Given request:
Copy each line of the records that contains the word "grade".

Data to process:
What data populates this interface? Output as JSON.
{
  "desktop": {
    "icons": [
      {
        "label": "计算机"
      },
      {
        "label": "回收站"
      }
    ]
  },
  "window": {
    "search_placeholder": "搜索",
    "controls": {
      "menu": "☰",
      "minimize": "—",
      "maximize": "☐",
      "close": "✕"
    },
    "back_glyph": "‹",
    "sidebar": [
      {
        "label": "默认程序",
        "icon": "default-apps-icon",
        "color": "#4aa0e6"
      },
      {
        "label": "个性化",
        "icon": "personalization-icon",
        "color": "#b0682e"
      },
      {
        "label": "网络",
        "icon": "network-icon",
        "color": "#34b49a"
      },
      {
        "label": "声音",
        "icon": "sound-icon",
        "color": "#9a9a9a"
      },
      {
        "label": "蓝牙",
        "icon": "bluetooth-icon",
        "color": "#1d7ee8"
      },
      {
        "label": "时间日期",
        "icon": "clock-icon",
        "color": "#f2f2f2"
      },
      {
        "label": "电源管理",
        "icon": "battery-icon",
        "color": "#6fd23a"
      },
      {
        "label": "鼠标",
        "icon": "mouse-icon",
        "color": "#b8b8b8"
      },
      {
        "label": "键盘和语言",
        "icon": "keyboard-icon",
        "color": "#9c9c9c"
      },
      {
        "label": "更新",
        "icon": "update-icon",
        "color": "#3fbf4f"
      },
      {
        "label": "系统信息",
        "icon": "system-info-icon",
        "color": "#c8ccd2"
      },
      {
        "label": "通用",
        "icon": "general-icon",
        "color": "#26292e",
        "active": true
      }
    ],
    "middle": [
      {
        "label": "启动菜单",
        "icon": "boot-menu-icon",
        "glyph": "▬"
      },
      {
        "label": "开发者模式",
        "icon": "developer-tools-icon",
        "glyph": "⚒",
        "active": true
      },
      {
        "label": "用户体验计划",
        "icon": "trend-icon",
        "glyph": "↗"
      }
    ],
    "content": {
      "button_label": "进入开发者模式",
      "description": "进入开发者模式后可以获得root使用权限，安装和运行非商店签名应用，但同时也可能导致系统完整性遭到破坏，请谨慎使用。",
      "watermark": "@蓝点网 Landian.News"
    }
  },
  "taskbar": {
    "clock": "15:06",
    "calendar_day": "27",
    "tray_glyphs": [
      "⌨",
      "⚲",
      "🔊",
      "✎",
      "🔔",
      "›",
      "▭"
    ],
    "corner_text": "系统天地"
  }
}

* * *

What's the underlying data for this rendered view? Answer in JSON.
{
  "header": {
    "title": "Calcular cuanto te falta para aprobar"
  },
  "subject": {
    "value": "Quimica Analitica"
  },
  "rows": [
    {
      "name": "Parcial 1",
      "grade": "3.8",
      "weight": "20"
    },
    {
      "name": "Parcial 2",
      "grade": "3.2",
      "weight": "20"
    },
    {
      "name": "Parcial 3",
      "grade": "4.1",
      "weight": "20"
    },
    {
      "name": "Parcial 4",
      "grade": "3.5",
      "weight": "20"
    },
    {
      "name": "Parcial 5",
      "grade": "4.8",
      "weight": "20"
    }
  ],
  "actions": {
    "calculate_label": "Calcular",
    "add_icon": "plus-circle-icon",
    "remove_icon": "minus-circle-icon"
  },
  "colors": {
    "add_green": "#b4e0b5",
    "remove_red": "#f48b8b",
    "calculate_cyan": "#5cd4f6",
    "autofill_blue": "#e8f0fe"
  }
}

Answer to the problem:
      "grade": "3.8",
      "grade": "3.2",
      "grade": "4.1",
      "grade": "3.5",
      "grade": "4.8",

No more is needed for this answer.